Listing:

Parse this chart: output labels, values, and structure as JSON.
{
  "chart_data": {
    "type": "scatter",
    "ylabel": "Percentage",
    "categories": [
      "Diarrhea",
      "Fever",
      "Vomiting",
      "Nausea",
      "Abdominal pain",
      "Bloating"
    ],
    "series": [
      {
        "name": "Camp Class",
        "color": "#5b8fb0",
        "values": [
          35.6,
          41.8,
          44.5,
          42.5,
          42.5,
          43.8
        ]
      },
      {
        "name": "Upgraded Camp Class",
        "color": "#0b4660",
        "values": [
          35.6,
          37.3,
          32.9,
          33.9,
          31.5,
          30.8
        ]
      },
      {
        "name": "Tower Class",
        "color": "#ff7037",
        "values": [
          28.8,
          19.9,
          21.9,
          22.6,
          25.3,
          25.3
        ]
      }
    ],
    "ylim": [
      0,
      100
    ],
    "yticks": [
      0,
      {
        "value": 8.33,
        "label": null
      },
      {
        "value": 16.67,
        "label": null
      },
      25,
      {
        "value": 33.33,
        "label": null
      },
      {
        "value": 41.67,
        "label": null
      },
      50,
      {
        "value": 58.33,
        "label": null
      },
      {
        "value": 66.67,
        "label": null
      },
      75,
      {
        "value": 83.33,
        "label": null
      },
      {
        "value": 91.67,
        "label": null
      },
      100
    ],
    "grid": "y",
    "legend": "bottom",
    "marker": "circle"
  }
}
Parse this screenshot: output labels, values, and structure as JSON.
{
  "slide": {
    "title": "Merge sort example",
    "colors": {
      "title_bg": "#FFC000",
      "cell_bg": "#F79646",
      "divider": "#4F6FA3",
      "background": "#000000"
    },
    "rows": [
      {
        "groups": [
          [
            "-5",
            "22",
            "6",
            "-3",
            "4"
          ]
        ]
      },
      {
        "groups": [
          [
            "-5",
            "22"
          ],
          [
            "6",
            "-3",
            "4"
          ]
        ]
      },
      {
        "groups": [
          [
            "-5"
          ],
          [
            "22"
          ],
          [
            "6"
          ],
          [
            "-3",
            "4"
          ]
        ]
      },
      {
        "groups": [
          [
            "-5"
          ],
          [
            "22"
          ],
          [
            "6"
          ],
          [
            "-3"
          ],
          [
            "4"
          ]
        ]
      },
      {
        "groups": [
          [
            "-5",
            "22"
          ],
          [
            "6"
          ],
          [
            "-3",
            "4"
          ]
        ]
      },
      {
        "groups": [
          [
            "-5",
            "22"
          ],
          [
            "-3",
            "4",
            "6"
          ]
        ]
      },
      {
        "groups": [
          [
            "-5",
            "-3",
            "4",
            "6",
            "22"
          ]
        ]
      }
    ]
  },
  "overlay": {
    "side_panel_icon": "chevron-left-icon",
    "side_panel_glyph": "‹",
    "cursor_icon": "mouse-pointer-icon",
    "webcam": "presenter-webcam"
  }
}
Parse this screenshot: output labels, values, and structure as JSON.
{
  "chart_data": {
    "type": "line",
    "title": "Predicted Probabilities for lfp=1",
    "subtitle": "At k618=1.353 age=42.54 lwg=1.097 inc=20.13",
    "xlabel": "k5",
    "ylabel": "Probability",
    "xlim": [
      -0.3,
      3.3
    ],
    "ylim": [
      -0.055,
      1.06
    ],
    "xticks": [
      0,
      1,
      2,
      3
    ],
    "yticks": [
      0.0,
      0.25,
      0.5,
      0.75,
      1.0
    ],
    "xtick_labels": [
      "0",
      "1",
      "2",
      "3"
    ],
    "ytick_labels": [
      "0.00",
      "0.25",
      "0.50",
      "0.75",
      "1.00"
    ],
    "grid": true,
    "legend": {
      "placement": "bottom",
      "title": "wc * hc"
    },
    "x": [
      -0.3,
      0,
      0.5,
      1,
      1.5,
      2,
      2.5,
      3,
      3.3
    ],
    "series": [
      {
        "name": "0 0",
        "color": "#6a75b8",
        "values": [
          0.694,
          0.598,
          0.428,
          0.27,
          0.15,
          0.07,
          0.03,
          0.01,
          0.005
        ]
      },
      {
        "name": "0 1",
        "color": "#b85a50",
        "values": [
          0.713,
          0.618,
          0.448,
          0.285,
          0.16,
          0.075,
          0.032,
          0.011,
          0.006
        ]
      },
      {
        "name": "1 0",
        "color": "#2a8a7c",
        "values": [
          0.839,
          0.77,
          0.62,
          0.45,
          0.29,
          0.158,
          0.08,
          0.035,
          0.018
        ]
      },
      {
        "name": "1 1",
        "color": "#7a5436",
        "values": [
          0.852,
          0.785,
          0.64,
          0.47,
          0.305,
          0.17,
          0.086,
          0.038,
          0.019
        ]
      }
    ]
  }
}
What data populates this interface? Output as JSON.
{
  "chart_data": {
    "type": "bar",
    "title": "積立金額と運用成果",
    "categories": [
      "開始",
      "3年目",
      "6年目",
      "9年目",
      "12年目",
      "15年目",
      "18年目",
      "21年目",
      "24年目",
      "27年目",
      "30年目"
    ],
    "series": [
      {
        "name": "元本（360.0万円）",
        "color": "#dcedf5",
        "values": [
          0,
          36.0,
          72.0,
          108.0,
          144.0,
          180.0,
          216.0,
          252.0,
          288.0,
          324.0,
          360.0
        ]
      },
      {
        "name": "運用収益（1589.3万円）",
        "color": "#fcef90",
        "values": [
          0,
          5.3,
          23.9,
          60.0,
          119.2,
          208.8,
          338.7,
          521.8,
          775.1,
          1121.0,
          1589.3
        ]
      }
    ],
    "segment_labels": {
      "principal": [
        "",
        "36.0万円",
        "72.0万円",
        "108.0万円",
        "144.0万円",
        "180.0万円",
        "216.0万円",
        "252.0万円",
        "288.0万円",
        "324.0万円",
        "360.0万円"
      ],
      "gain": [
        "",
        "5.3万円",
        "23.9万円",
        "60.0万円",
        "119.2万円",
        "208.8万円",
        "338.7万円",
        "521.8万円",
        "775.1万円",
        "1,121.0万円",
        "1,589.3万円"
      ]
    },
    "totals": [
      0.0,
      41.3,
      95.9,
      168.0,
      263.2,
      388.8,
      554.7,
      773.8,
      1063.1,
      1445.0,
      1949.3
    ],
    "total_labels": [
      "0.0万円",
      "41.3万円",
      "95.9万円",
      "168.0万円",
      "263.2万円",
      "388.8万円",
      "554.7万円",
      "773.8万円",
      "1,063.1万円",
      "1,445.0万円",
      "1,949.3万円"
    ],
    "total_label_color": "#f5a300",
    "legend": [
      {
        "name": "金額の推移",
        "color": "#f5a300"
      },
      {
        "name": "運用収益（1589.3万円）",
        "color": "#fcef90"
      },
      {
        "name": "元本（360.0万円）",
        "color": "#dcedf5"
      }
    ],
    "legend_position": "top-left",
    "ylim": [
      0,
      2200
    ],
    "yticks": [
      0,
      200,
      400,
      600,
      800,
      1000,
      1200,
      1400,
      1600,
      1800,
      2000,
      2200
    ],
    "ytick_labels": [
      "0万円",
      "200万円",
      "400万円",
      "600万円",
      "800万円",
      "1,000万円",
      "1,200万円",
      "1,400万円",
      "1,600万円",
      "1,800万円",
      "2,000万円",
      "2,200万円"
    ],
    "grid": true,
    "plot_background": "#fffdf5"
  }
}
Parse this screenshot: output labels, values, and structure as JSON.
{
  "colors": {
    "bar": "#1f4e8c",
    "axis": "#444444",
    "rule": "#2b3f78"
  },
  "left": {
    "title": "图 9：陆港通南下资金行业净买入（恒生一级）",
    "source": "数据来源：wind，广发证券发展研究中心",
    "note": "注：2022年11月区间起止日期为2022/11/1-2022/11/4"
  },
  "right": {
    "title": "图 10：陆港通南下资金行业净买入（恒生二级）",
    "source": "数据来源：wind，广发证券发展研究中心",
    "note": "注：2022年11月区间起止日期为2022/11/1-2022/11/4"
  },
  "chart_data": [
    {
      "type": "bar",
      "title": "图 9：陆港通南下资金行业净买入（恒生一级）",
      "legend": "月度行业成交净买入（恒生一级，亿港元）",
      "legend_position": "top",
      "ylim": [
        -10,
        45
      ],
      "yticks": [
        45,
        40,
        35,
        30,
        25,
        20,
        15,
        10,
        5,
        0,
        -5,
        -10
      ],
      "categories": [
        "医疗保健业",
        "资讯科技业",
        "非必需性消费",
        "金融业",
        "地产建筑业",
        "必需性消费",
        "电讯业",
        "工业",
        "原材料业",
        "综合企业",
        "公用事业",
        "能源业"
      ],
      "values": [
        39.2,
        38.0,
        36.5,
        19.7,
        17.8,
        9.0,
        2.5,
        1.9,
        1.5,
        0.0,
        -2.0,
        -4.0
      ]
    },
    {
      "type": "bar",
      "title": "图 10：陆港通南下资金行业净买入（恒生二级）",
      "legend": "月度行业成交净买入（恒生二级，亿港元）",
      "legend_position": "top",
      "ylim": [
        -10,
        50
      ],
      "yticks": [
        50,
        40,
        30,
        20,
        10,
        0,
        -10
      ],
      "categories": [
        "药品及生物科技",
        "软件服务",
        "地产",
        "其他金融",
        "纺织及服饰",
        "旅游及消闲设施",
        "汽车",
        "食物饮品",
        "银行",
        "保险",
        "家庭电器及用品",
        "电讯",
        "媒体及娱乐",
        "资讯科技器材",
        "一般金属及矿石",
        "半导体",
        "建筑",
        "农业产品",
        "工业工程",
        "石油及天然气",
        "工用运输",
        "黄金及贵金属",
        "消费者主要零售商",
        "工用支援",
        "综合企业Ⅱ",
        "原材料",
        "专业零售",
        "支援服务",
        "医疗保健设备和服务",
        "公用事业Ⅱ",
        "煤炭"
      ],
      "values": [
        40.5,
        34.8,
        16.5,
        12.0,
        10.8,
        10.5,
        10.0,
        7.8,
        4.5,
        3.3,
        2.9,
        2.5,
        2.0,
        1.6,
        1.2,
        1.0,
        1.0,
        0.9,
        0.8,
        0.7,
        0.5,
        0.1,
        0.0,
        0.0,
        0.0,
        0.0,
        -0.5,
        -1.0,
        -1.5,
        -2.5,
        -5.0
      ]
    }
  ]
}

Goal: Copy every line above that holds the word "Class".

Exercise answer:
        "name": "Camp Class",
        "name": "Upgraded Camp Class",
        "name": "Tower Class",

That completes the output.